* [Exercise instructions]: Output each entry below as it stands, leaving out every picture.

* [Excerpted records]:
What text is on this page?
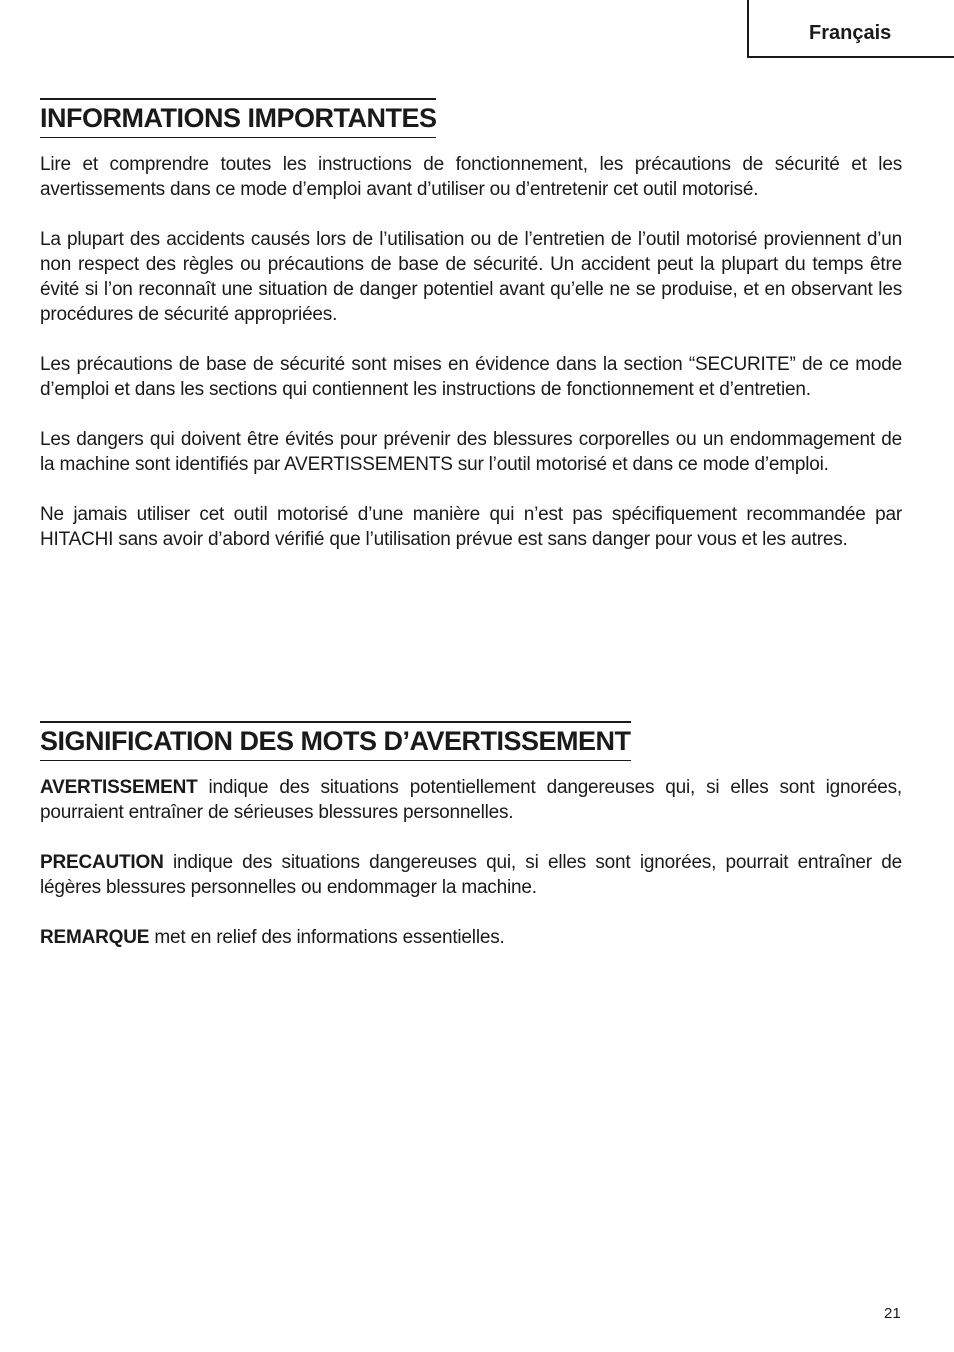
Français
INFORMATIONS IMPORTANTES

Lire et comprendre toutes les instructions de fonctionnement, les précautions de sécurité et les avertissements dans ce mode d’emploi avant d’utiliser ou d’entretenir cet outil motorisé.

La plupart des accidents causés lors de l’utilisation ou de l’entretien de l’outil motorisé proviennent d’un non respect des règles ou précautions de base de sécurité. Un accident peut la plupart du temps être évité si l’on reconnaît une situation de danger potentiel avant qu’elle ne se produise, et en observant les procédures de sécurité appropriées.

Les précautions de base de sécurité sont mises en évidence dans la section “SECURITE” de ce mode d’emploi et dans les sections qui contiennent les instructions de fonctionnement et d’entretien.

Les dangers qui doivent être évités pour prévenir des blessures corporelles ou un endommagement de la machine sont identifiés par AVERTISSEMENTS sur l’outil motorisé et dans ce mode d’emploi.

Ne jamais utiliser cet outil motorisé d’une manière qui n’est pas spécifiquement recommandée par HITACHI sans avoir d’abord vérifié que l’utilisation prévue est sans danger pour vous et les autres.

SIGNIFICATION DES MOTS D’AVERTISSEMENT

AVERTISSEMENT indique des situations potentiellement dangereuses qui, si elles sont ignorées, pourraient entraîner de sérieuses blessures personnelles.

PRECAUTION indique des situations dangereuses qui, si elles sont ignorées, pourrait entraîner de légères blessures personnelles ou endommager la machine.

REMARQUE met en relief des informations essentielles.

21
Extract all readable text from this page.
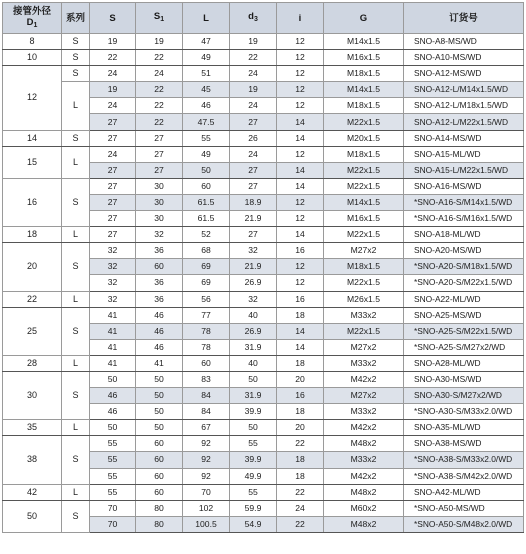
接管外径
$D_1$	系列	S	$S_1$	L	$d_3$	i	G	订货号
8	S	19	19	47	19	12	M14x1.5	SNO-A8-MS/WD
10	S	22	22	49	22	12	M16x1.5	SNO-A10-MS/WD
12	S	24	24	51	24	12	M18x1.5	SNO-A12-MS/WD
	L	19	22	45	19	12	M14x1.5	SNO-A12-L/M14x1.5/WD
		24	22	46	24	12	M18x1.5	SNO-A12-L/M18x1.5/WD
		27	22	47.5	27	14	M22x1.5	SNO-A12-L/M22x1.5/WD
14	S	27	27	55	26	14	M20x1.5	SNO-A14-MS/WD
15	L	24	27	49	24	12	M18x1.5	SNO-A15-ML/WD
		27	27	50	27	14	M22x1.5	SNO-A15-L/M22x1.5/WD
16	S	27	30	60	27	14	M22x1.5	SNO-A16-MS/WD
		27	30	61.5	18.9	12	M14x1.5	*SNO-A16-S/M14x1.5/WD
		27	30	61.5	21.9	12	M16x1.5	*SNO-A16-S/M16x1.5/WD
18	L	27	32	52	27	14	M22x1.5	SNO-A18-ML/WD
20	S	32	36	68	32	16	M27x2	SNO-A20-MS/WD
		32	60	69	21.9	12	M18x1.5	*SNO-A20-S/M18x1.5/WD
		32	36	69	26.9	12	M22x1.5	*SNO-A20-S/M22x1.5/WD
22	L	32	36	56	32	16	M26x1.5	SNO-A22-ML/WD
25	S	41	46	77	40	18	M33x2	SNO-A25-MS/WD
		41	46	78	26.9	14	M22x1.5	*SNO-A25-S/M22x1.5/WD
		41	46	78	31.9	14	M27x2	*SNO-A25-S/M27x2/WD
28	L	41	41	60	40	18	M33x2	SNO-A28-ML/WD
30	S	50	50	83	50	20	M42x2	SNO-A30-MS/WD
		46	50	84	31.9	16	M27x2	SNO-A30-S/M27x2/WD
		46	50	84	39.9	18	M33x2	*SNO-A30-S/M33x2.0/WD
35	L	50	50	67	50	20	M42x2	SNO-A35-ML/WD
38	S	55	60	92	55	22	M48x2	SNO-A38-MS/WD
		55	60	92	39.9	18	M33x2	*SNO-A38-S/M33x2.0/WD
		55	60	92	49.9	18	M42x2	*SNO-A38-S/M42x2.0/WD
42	L	55	60	70	55	22	M48x2	SNO-A42-ML/WD
50	S	70	80	102	59.9	24	M60x2	*SNO-A50-MS/WD
		70	80	100.5	54.9	22	M48x2	*SNO-A50-S/M48x2.0/WD
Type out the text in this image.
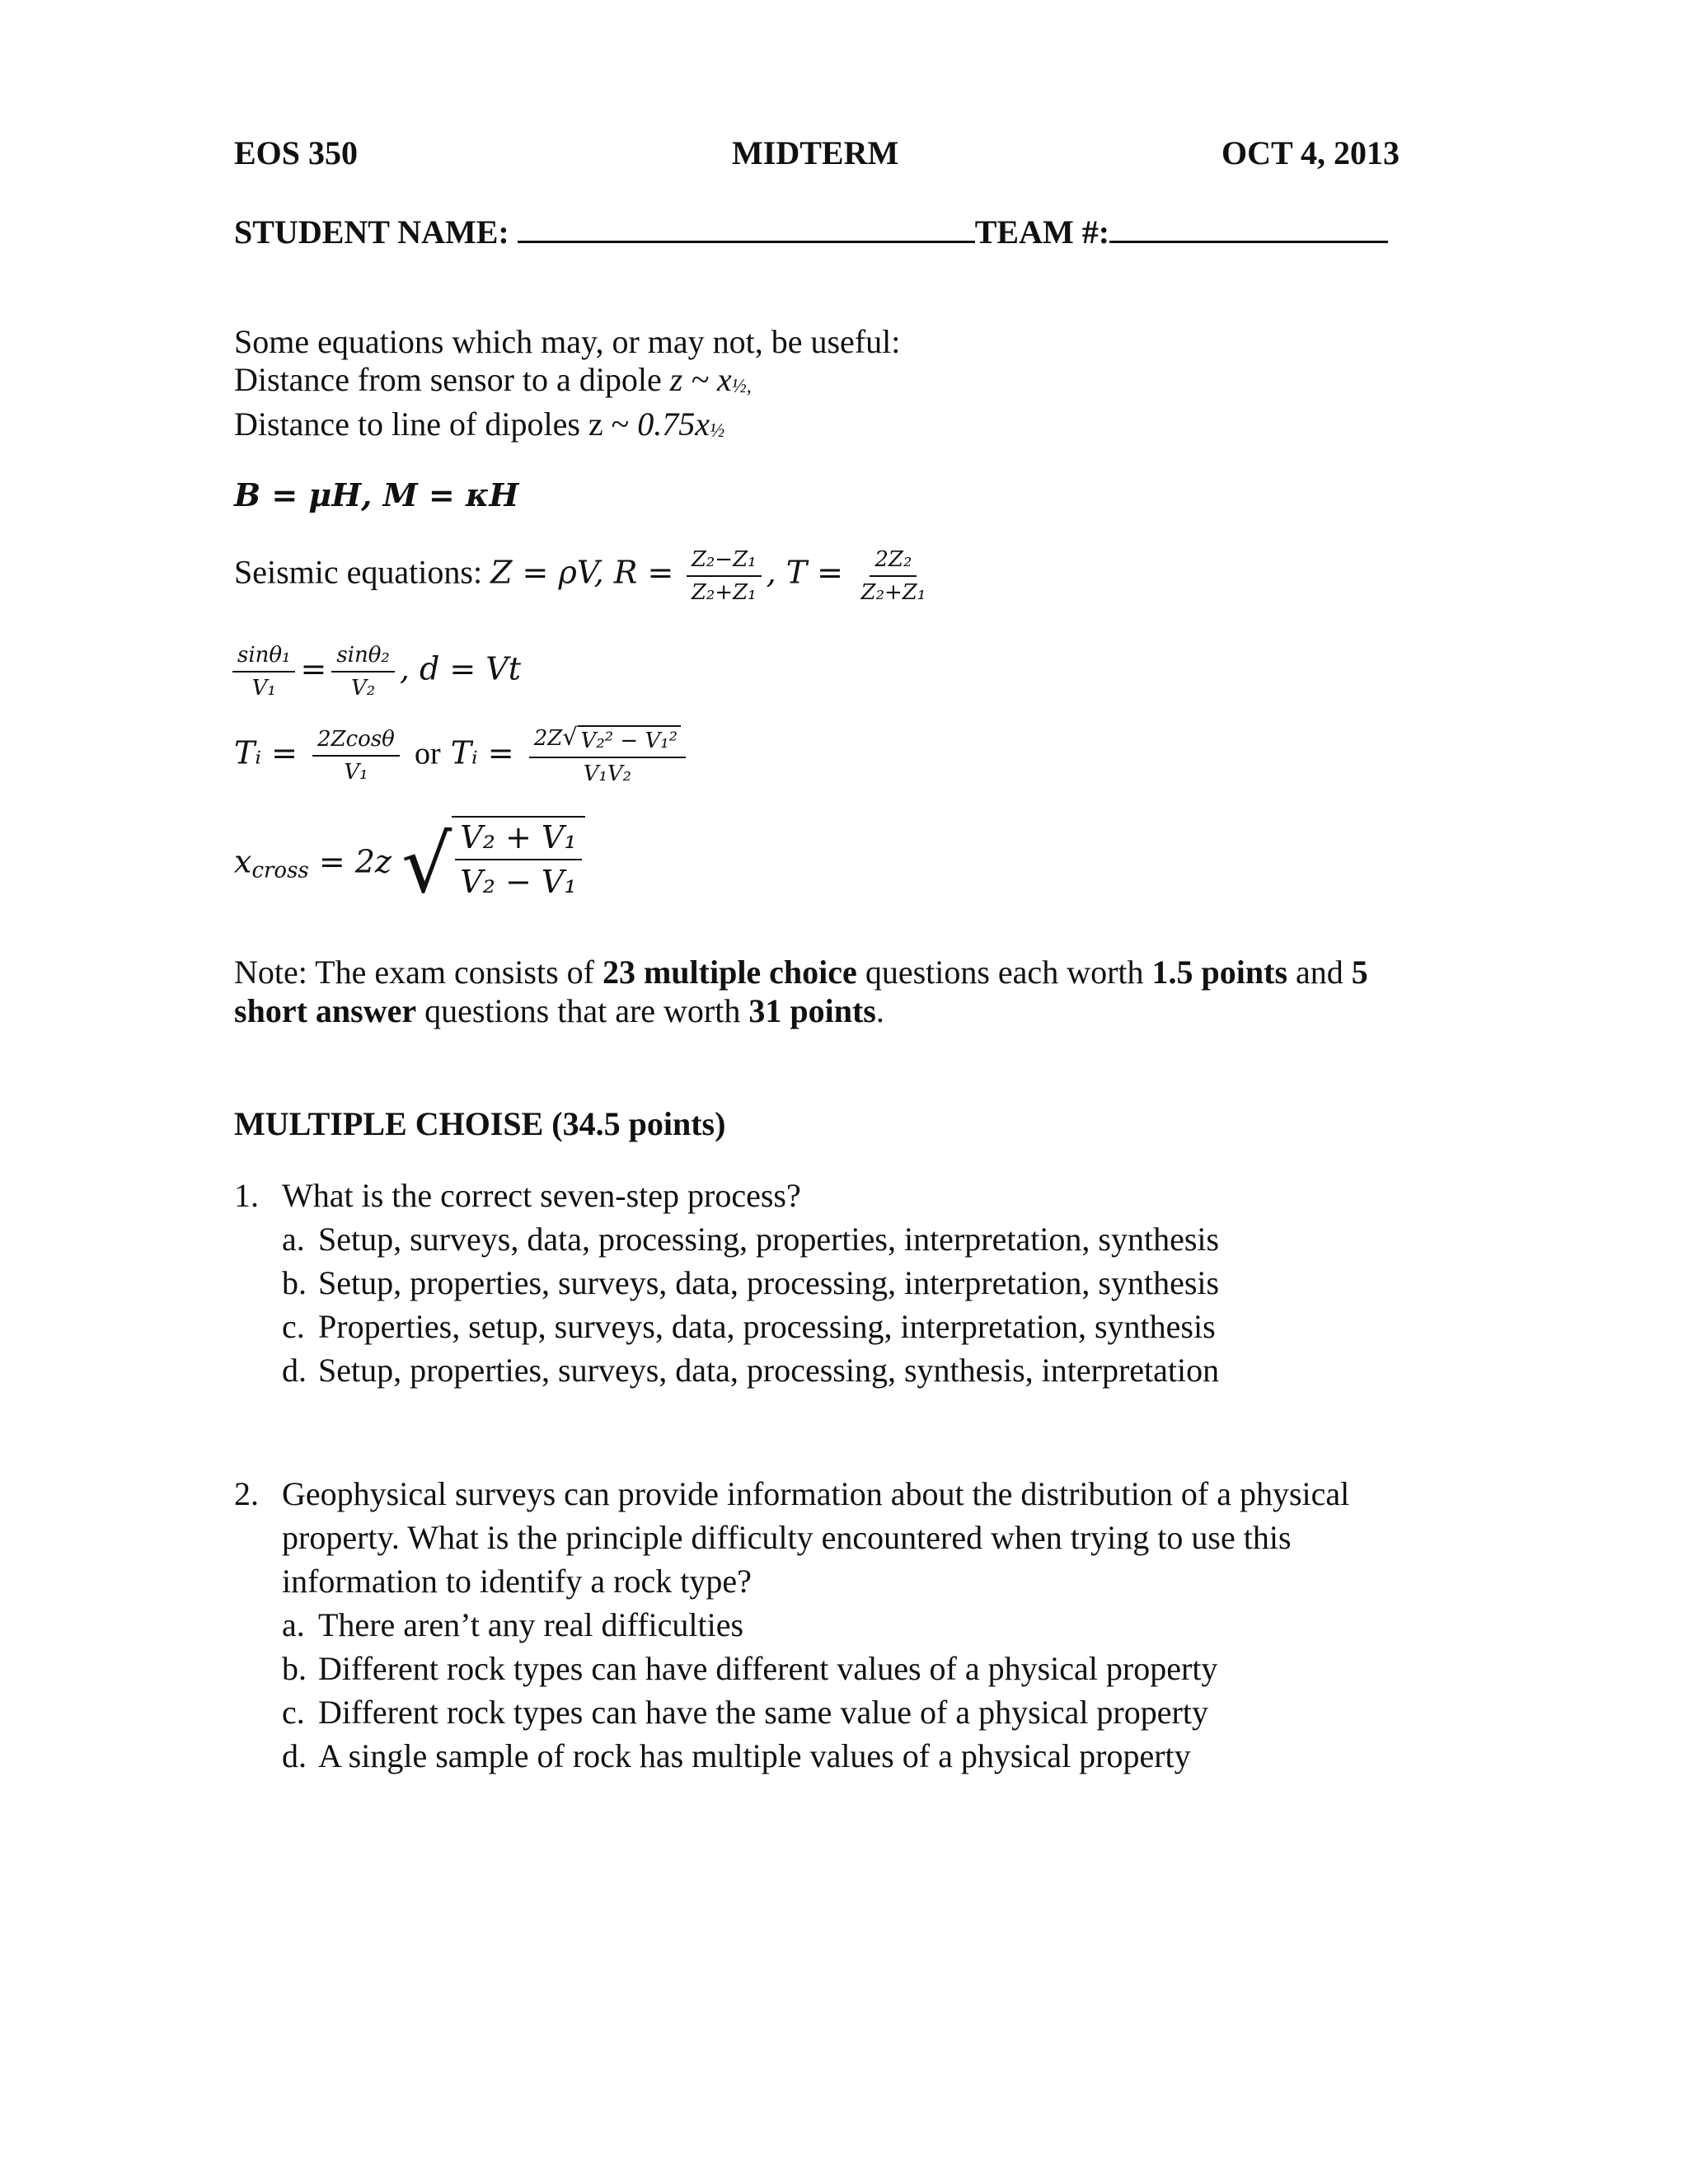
EOS 350	MIDTERM	OCT 4, 2013
STUDENT NAME:	TEAM #:
Some equations which may, or may not, be useful:
Distance from sensor to a dipole z ~ x½,
Distance to line of dipoles z ~ 0.75x½
B = μH, M = κH
Seismic equations: Z = ρV, $R = \frac{\text{Z₂−Z₁}}{\text{Z₂+Z₁}}$ , $T = \frac{\text{2Z₂}}{\text{Z₂+Z₁}}$
$\frac{\text{sinθ₁}}{\text{V₁}} = \frac{\text{sinθ₂}}{\text{V₂}}$ , d = Vt
Tᵢ = $\frac{2Zcos\theta}{\text{V₁}}$ or Tᵢ = $\frac{\text{2Z √ V₂² − V₁²}}{\text{V₁V₂}}$
xcross = 2z √ $\frac{\text{V₂ + V₁}}{\text{V₂ − V₁}}$
Note: The exam consists of 23 multiple choice questions each worth 1.5 points and 5 short answer questions that are worth 31 points.
MULTIPLE CHOISE (34.5 points)
1. What is the correct seven-step process?
a. Setup, surveys, data, processing, properties, interpretation, synthesis
b. Setup, properties, surveys, data, processing, interpretation, synthesis
c. Properties, setup, surveys, data, processing, interpretation, synthesis
d. Setup, properties, surveys, data, processing, synthesis, interpretation
2. Geophysical surveys can provide information about the distribution of a physical property. What is the principle difficulty encountered when trying to use this information to identify a rock type?
a. There aren’t any real difficulties
b. Different rock types can have different values of a physical property
c. Different rock types can have the same value of a physical property
d. A single sample of rock has multiple values of a physical property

* [Answer to this problem]:
What text is on this page?
Français
INFORMATIONS IMPORTANTES

Lire et comprendre toutes les instructions de fonctionnement, les précautions de sécurité et les avertissements dans ce mode d’emploi avant d’utiliser ou d’entretenir cet outil motorisé.

La plupart des accidents causés lors de l’utilisation ou de l’entretien de l’outil motorisé proviennent d’un non respect des règles ou précautions de base de sécurité. Un accident peut la plupart du temps être évité si l’on reconnaît une situation de danger potentiel avant qu’elle ne se produise, et en observant les procédures de sécurité appropriées.

Les précautions de base de sécurité sont mises en évidence dans la section “SECURITE” de ce mode d’emploi et dans les sections qui contiennent les instructions de fonctionnement et d’entretien.

Les dangers qui doivent être évités pour prévenir des blessures corporelles ou un endommagement de la machine sont identifiés par AVERTISSEMENTS sur l’outil motorisé et dans ce mode d’emploi.

Ne jamais utiliser cet outil motorisé d’une manière qui n’est pas spécifiquement recommandée par HITACHI sans avoir d’abord vérifié que l’utilisation prévue est sans danger pour vous et les autres.

SIGNIFICATION DES MOTS D’AVERTISSEMENT

AVERTISSEMENT indique des situations potentiellement dangereuses qui, si elles sont ignorées, pourraient entraîner de sérieuses blessures personnelles.

PRECAUTION indique des situations dangereuses qui, si elles sont ignorées, pourrait entraîner de légères blessures personnelles ou endommager la machine.

REMARQUE met en relief des informations essentielles.

21
Extract all readable text from this page.
接管外径
$D_1$	系列	S	$S_1$	L	$d_3$	i	G	订货号
8	S	19	19	47	19	12	M14x1.5	SNO-A8-MS/WD
10	S	22	22	49	22	12	M16x1.5	SNO-A10-MS/WD
12	S	24	24	51	24	12	M18x1.5	SNO-A12-MS/WD
	L	19	22	45	19	12	M14x1.5	SNO-A12-L/M14x1.5/WD
		24	22	46	24	12	M18x1.5	SNO-A12-L/M18x1.5/WD
		27	22	47.5	27	14	M22x1.5	SNO-A12-L/M22x1.5/WD
14	S	27	27	55	26	14	M20x1.5	SNO-A14-MS/WD
15	L	24	27	49	24	12	M18x1.5	SNO-A15-ML/WD
		27	27	50	27	14	M22x1.5	SNO-A15-L/M22x1.5/WD
16	S	27	30	60	27	14	M22x1.5	SNO-A16-MS/WD
		27	30	61.5	18.9	12	M14x1.5	*SNO-A16-S/M14x1.5/WD
		27	30	61.5	21.9	12	M16x1.5	*SNO-A16-S/M16x1.5/WD
18	L	27	32	52	27	14	M22x1.5	SNO-A18-ML/WD
20	S	32	36	68	32	16	M27x2	SNO-A20-MS/WD
		32	60	69	21.9	12	M18x1.5	*SNO-A20-S/M18x1.5/WD
		32	36	69	26.9	12	M22x1.5	*SNO-A20-S/M22x1.5/WD
22	L	32	36	56	32	16	M26x1.5	SNO-A22-ML/WD
25	S	41	46	77	40	18	M33x2	SNO-A25-MS/WD
		41	46	78	26.9	14	M22x1.5	*SNO-A25-S/M22x1.5/WD
		41	46	78	31.9	14	M27x2	*SNO-A25-S/M27x2/WD
28	L	41	41	60	40	18	M33x2	SNO-A28-ML/WD
30	S	50	50	83	50	20	M42x2	SNO-A30-MS/WD
		46	50	84	31.9	16	M27x2	SNO-A30-S/M27x2/WD
		46	50	84	39.9	18	M33x2	*SNO-A30-S/M33x2.0/WD
35	L	50	50	67	50	20	M42x2	SNO-A35-ML/WD
38	S	55	60	92	55	22	M48x2	SNO-A38-MS/WD
		55	60	92	39.9	18	M33x2	*SNO-A38-S/M33x2.0/WD
		55	60	92	49.9	18	M42x2	*SNO-A38-S/M42x2.0/WD
42	L	55	60	70	55	22	M48x2	SNO-A42-ML/WD
50	S	70	80	102	59.9	24	M60x2	*SNO-A50-MS/WD
		70	80	100.5	54.9	22	M48x2	*SNO-A50-S/M48x2.0/WD
Type out the text in this image.
EOS 350	MIDTERM	OCT 4, 2013
STUDENT NAME:	TEAM #:
Some equations which may, or may not, be useful:
Distance from sensor to a dipole z ~ x½,
Distance to line of dipoles z ~ 0.75x½
B = μH, M = κH
Seismic equations: Z = ρV, $R = \frac{\text{Z₂−Z₁}}{\text{Z₂+Z₁}}$ , $T = \frac{\text{2Z₂}}{\text{Z₂+Z₁}}$
$\frac{\text{sinθ₁}}{\text{V₁}} = \frac{\text{sinθ₂}}{\text{V₂}}$ , d = Vt
Tᵢ = $\frac{2Zcos\theta}{\text{V₁}}$ or Tᵢ = $\frac{\text{2Z √ V₂² − V₁²}}{\text{V₁V₂}}$
xcross = 2z √ $\frac{\text{V₂ + V₁}}{\text{V₂ − V₁}}$
Note: The exam consists of 23 multiple choice questions each worth 1.5 points and 5 short answer questions that are worth 31 points.
MULTIPLE CHOISE (34.5 points)
1. What is the correct seven-step process?
a. Setup, surveys, data, processing, properties, interpretation, synthesis
b. Setup, properties, surveys, data, processing, interpretation, synthesis
c. Properties, setup, surveys, data, processing, interpretation, synthesis
d. Setup, properties, surveys, data, processing, synthesis, interpretation
2. Geophysical surveys can provide information about the distribution of a physical property. What is the principle difficulty encountered when trying to use this information to identify a rock type?
a. There aren’t any real difficulties
b. Different rock types can have different values of a physical property
c. Different rock types can have the same value of a physical property
d. A single sample of rock has multiple values of a physical property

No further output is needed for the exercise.